* **GIVEN PASSAGE**
____

"Critical Mass," or When Orwell Meets Oppenheimer
Well, I finished Grutter v. Bollinger, and it's hard to stay polite after going through it. After reading both decisions, I can't help but be disappointed at what are transparently two dressed-up compromises without the decency to admit they're masquerading as principles.
Justice O'Connor has played Napoleon. Not the French emperor, but the pig in Orwell's Animal Farm, whose most famous dictum is that "All animals are equal but some animals are more equal than others." The 'strict scrutiny' that the decision claims to require justifies every criticism that the dissenters in Gratz (for the most part the majority in Grutter) make regarding the punishment of 'openness.' Rather than simply decide that the 14th Ammendment permits some forms of discrimination (inviting the Congress to decide that it doesn't), or rule that such discrimination cannot be justified except in the most dire of circumstances, the majority embarks upon a 'third way' that would make Tony Blair green with envy. It does this by linguistically torturing words to the point to which they can no longer bear meaning. The majority opinion reserves its most lurid of definitional thumbscrews for two terms in particular: 'critical mass,' and 'compelling state interest.'
I have to admit that 'critical mass' was the term that made me the most upset. Admittedly the term is commonly used to describe a minimum amount necessary for something to occur, but in its technical usage in physics, critical mass is achieved at a definite, measurable point. Items having critical mass in other areas also have such a definite, measurable point. But the majority opinion in Grutter extols the virtue of such critical mass thinking precisely because the university has claimed that it is vague with regards to number.
Chief Justice Rehnquist's dissent contains charts which tend to dispute that such fuzziness ever existed, and he has the advantage of being forthright about what can be statistically deduced: comparisons of the number applying and the number enrolled do not show how the system is designed to work, but only how it functions after an unpredictable external factor (which applicants decide to accept admission). Indeed, the similarity between the percentage of a given minority applying to the University of Michigan Law School and the percentage admitted suggests that the University believes that the 'critical mass' necessary for a given minority is roughly equivalent to its percentage of the applicant pool, though admittedly the justification for that would be mystifying.

____

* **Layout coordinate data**

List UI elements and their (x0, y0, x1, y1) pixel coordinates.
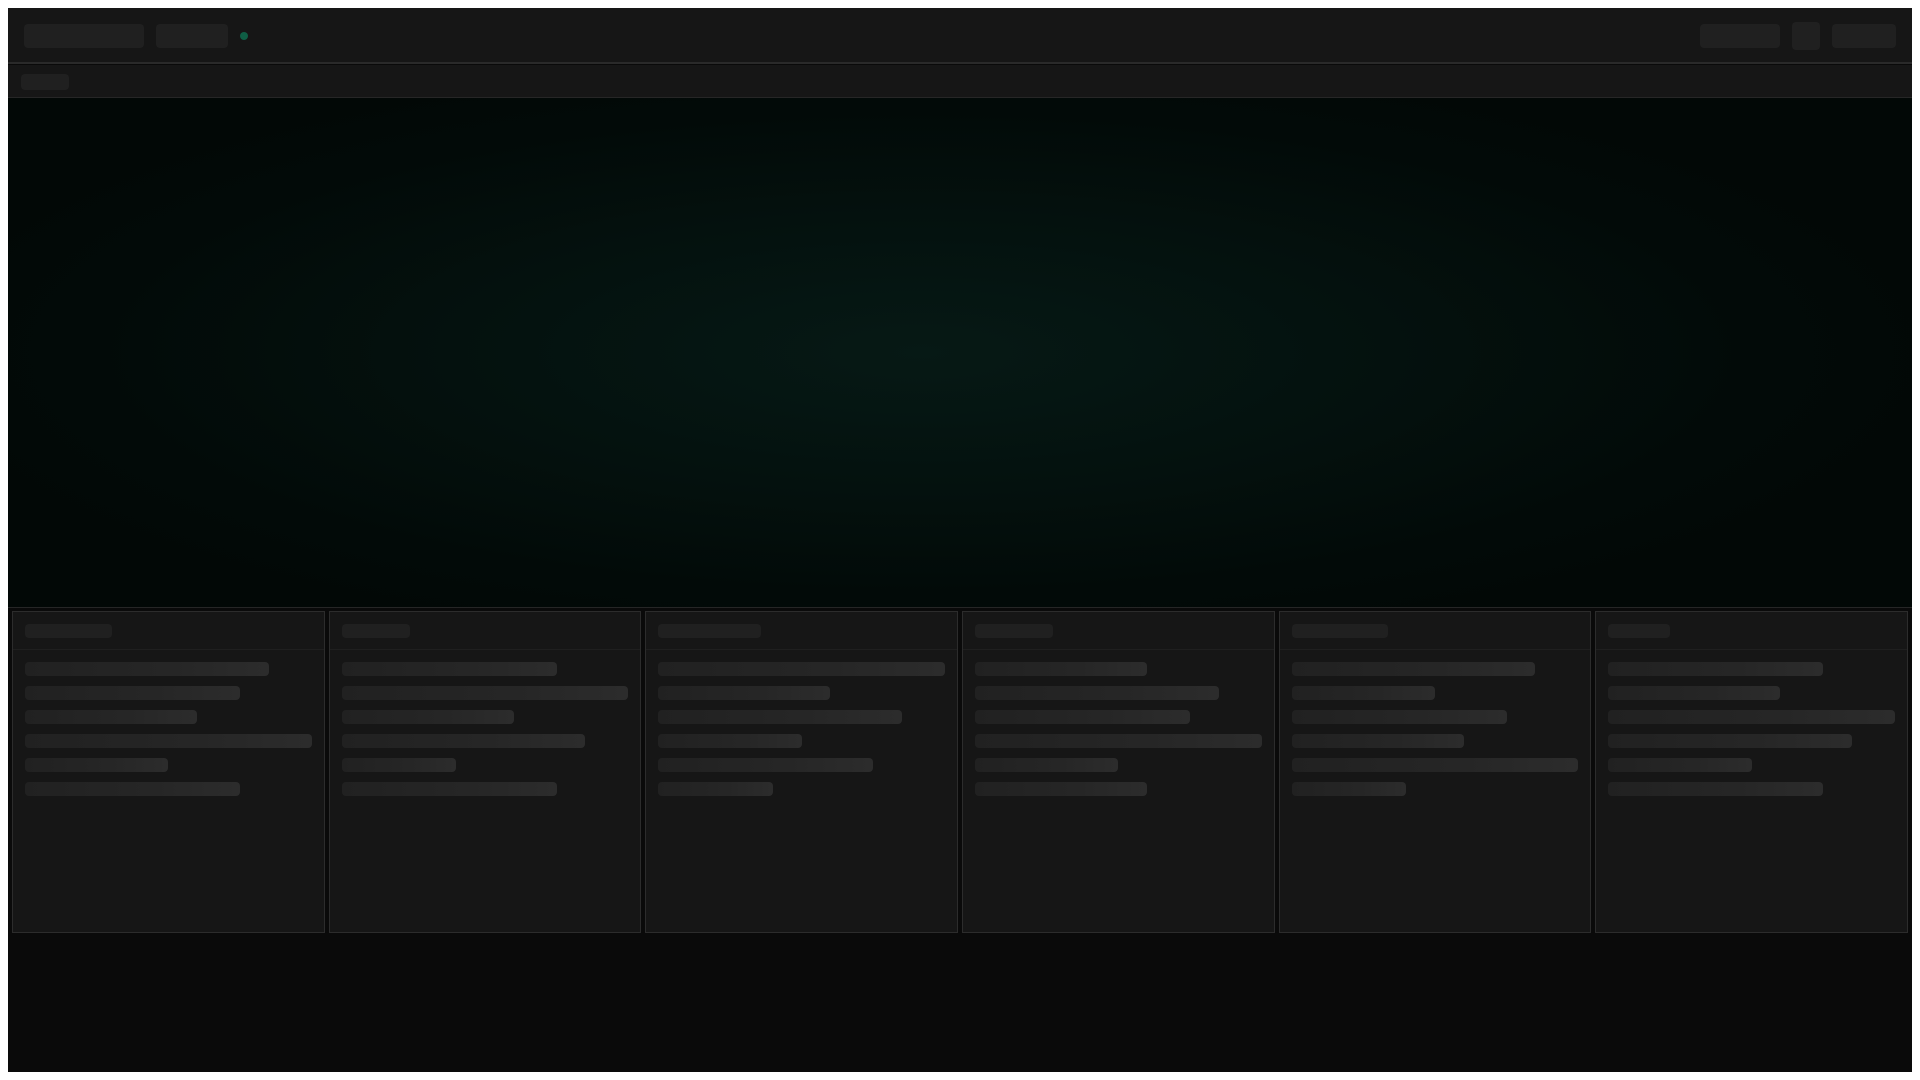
panel-title-skeleton (975, 624, 1053, 638)
text-line-skeleton (975, 710, 1191, 724)
text-line-skeleton (975, 686, 1219, 700)
text-line-skeleton (1291, 782, 1407, 796)
text-line-skeleton (658, 734, 802, 748)
text-line-skeleton (1608, 782, 1824, 796)
text-line-skeleton (975, 782, 1148, 796)
text-line-skeleton (1608, 734, 1853, 748)
panel-lines (658, 662, 946, 806)
panel-title-skeleton (341, 624, 411, 638)
panel-lines (1608, 662, 1896, 806)
text-line-skeleton (341, 662, 557, 676)
tab-skeleton[interactable] (156, 24, 228, 48)
panel-lines (1291, 662, 1579, 806)
text-line-skeleton (1608, 710, 1896, 724)
panel-header (963, 612, 1274, 650)
panel-header (329, 612, 641, 650)
text-line-skeleton (1291, 710, 1507, 724)
text-line-skeleton (25, 662, 269, 676)
text-line-skeleton (658, 686, 831, 700)
text-line-skeleton (341, 686, 629, 700)
hero-canvas (8, 98, 1912, 608)
text-line-skeleton (658, 782, 773, 796)
text-line-skeleton (341, 710, 514, 724)
text-line-skeleton (975, 758, 1119, 772)
text-line-skeleton (1608, 758, 1752, 772)
panel-lines (975, 662, 1262, 806)
app-title-skeleton (24, 24, 144, 48)
breadcrumb-bar (8, 65, 1912, 98)
text-line-skeleton (1291, 758, 1579, 772)
panel-lines (341, 662, 629, 806)
icon-button-skeleton[interactable] (1792, 22, 1820, 50)
panel-title-skeleton (658, 624, 761, 638)
loading-panel (645, 611, 959, 933)
loading-panel (1595, 611, 1909, 933)
panel-title-skeleton (1291, 624, 1388, 638)
text-line-skeleton (1291, 686, 1436, 700)
top-bar (8, 8, 1912, 64)
toolbar-button-skeleton[interactable] (1700, 24, 1780, 48)
action-button-skeleton[interactable] (1832, 24, 1896, 48)
text-line-skeleton (341, 782, 557, 796)
loading-panel (12, 611, 325, 933)
text-line-skeleton (1608, 686, 1781, 700)
text-line-skeleton (1291, 734, 1464, 748)
status-indicator-dot (240, 32, 248, 40)
panel-header (1596, 612, 1908, 650)
loading-panel (328, 611, 642, 933)
text-line-skeleton (25, 758, 169, 772)
panel-header (1279, 612, 1591, 650)
text-line-skeleton (658, 710, 902, 724)
loading-panel (1278, 611, 1592, 933)
panel-title-skeleton (1608, 624, 1671, 638)
text-line-skeleton (658, 758, 874, 772)
text-line-skeleton (1291, 662, 1536, 676)
panel-lines (25, 662, 312, 806)
app-window (8, 8, 1912, 1072)
loading-panel (962, 611, 1275, 933)
text-line-skeleton (975, 662, 1148, 676)
text-line-skeleton (25, 734, 312, 748)
panel-title-skeleton (25, 624, 112, 638)
text-line-skeleton (25, 782, 240, 796)
text-line-skeleton (25, 686, 240, 700)
text-line-skeleton (1608, 662, 1824, 676)
breadcrumb-skeleton (21, 74, 69, 90)
text-line-skeleton (341, 734, 586, 748)
text-line-skeleton (658, 662, 946, 676)
text-line-skeleton (25, 710, 197, 724)
text-line-skeleton (341, 758, 457, 772)
text-line-skeleton (975, 734, 1262, 748)
panel-header (646, 612, 958, 650)
panel-grid (12, 611, 1909, 933)
panel-header (13, 612, 324, 650)
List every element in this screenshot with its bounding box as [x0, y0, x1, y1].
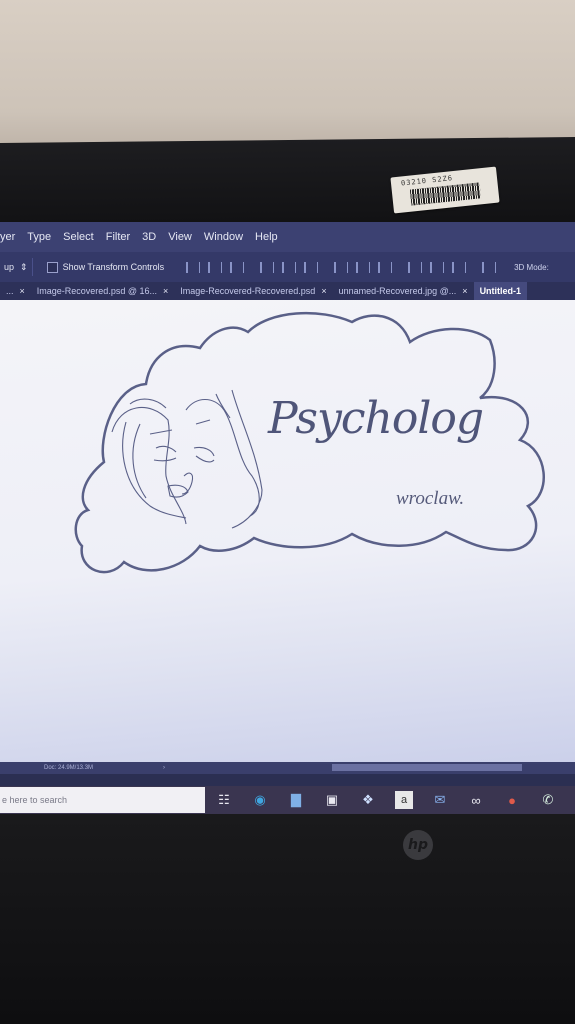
doc-size: Doc: 24.9M/13.3M — [44, 765, 94, 771]
tab-image-recovered-recovered[interactable]: Image-Recovered-Recovered.psd × — [174, 282, 332, 300]
logo-artwork — [74, 311, 545, 574]
distribute-bottom-icon[interactable] — [378, 261, 393, 273]
logo-title: Psycholog — [268, 393, 484, 444]
faces-line-art — [111, 389, 263, 529]
dropdown-arrow-icon: ⇕ — [20, 261, 28, 272]
mail-icon[interactable]: ✉ — [431, 791, 449, 809]
options-bar: up ⇕ Show Transform Controls 3D Mode: — [0, 252, 575, 283]
tab-label: ... — [6, 286, 14, 296]
taskbar-search-input[interactable]: e here to search — [0, 787, 205, 813]
tab-image-recovered[interactable]: Image-Recovered.psd @ 16... × — [31, 282, 174, 300]
document-tabs: ... × Image-Recovered.psd @ 16... × Imag… — [0, 282, 575, 300]
horizontal-scrollbar[interactable] — [332, 764, 522, 771]
menu-type[interactable]: Type — [27, 231, 51, 243]
align-bottom-icon[interactable] — [304, 261, 319, 273]
show-transform-label: Show Transform Controls — [62, 262, 165, 272]
tab-unnamed-recovered[interactable]: unnamed-Recovered.jpg @... × — [333, 282, 474, 300]
close-icon[interactable]: × — [321, 286, 326, 296]
tab-untitled-1[interactable]: Untitled-1 — [473, 282, 528, 300]
tab-previous[interactable]: ... × — [0, 282, 31, 300]
align-middle-icon[interactable] — [282, 261, 297, 273]
infinity-icon[interactable]: ∞ — [467, 791, 485, 809]
align-tools — [186, 261, 504, 273]
status-arrow-icon[interactable]: › — [163, 765, 165, 771]
distribute-top-icon[interactable] — [334, 261, 349, 273]
menu-3d[interactable]: 3D — [142, 231, 156, 243]
3d-mode-label: 3D Mode: — [514, 262, 549, 272]
screen: yer Type Select Filter 3D View Window He… — [0, 222, 575, 814]
close-icon[interactable]: × — [20, 286, 25, 296]
laptop-body — [0, 814, 575, 1024]
menu-filter[interactable]: Filter — [106, 231, 130, 243]
barcode-icon — [409, 182, 482, 206]
distribute-right-icon[interactable] — [452, 261, 467, 273]
store-icon[interactable]: ▣ — [323, 791, 341, 809]
photos-icon[interactable]: ▇ — [287, 791, 305, 809]
menu-select[interactable]: Select — [63, 231, 94, 243]
auto-select-dropdown[interactable]: up ⇕ — [0, 258, 33, 276]
logo-subtitle: wroclaw. — [396, 488, 465, 509]
show-transform-checkbox[interactable] — [46, 261, 58, 273]
align-center-icon[interactable] — [208, 261, 223, 273]
distribute-center-icon[interactable] — [430, 261, 445, 273]
align-right-icon[interactable] — [230, 261, 245, 273]
status-bar: Doc: 24.9M/13.3M › — [0, 762, 575, 774]
distribute-left-icon[interactable] — [408, 261, 423, 273]
auto-align-icon[interactable] — [482, 261, 497, 273]
auto-select-value: up — [4, 262, 15, 272]
search-placeholder: e here to search — [2, 795, 68, 805]
task-view-icon[interactable]: ☷ — [215, 791, 233, 809]
align-left-icon[interactable] — [186, 261, 201, 273]
amazon-icon[interactable]: a — [395, 791, 413, 809]
menu-window[interactable]: Window — [204, 231, 243, 243]
tab-label: Untitled-1 — [479, 286, 522, 296]
document-canvas[interactable]: Psycholog wroclaw. — [0, 300, 575, 762]
distribute-middle-icon[interactable] — [356, 261, 371, 273]
tab-label: Image-Recovered.psd @ 16... — [36, 286, 157, 296]
wall-background — [0, 0, 575, 160]
windows-taskbar: e here to search ☷ ◉ ▇ ▣ ❖ a ✉ ∞ ● ✆ — [0, 786, 575, 814]
close-icon[interactable]: × — [462, 286, 467, 296]
menu-layer[interactable]: yer — [0, 231, 15, 243]
tab-label: unnamed-Recovered.jpg @... — [338, 286, 457, 296]
edge-icon[interactable]: ◉ — [251, 791, 269, 809]
menu-help[interactable]: Help — [255, 231, 278, 243]
tab-label: Image-Recovered-Recovered.psd — [180, 286, 316, 296]
taskbar-apps: ☷ ◉ ▇ ▣ ❖ a ✉ ∞ ● ✆ — [215, 791, 575, 809]
menu-bar: yer Type Select Filter 3D View Window He… — [0, 222, 575, 252]
chrome-icon[interactable]: ● — [503, 791, 521, 809]
menu-view[interactable]: View — [168, 231, 192, 243]
align-top-icon[interactable] — [260, 261, 275, 273]
whatsapp-icon[interactable]: ✆ — [539, 791, 557, 809]
dropbox-icon[interactable]: ❖ — [359, 791, 377, 809]
hp-logo-icon: hp — [403, 830, 433, 860]
close-icon[interactable]: × — [163, 286, 168, 296]
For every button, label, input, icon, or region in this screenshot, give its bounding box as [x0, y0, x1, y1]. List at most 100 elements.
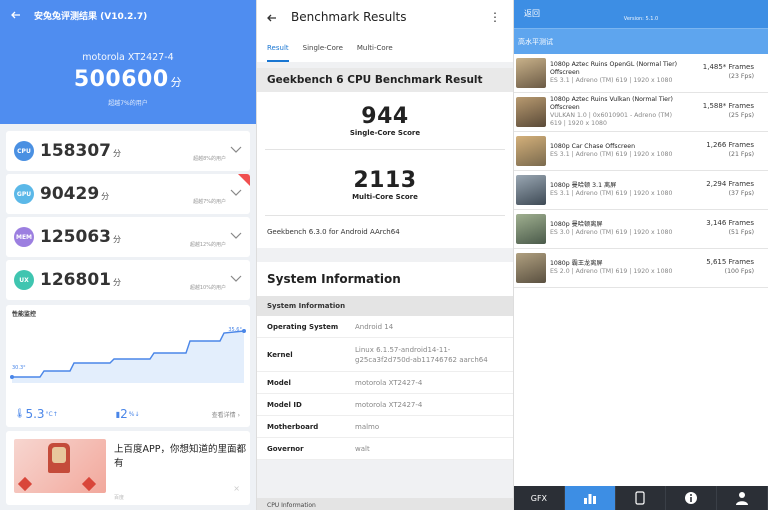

____

* **YOUR TASK**
In the essay on Grutter v. Bollinger, which two terms does the writer say receive the majority opinion's harshest "definitional thumbscrews"?

* **ANSWER BELOW**
'Critical mass' and 'compelling state interest.'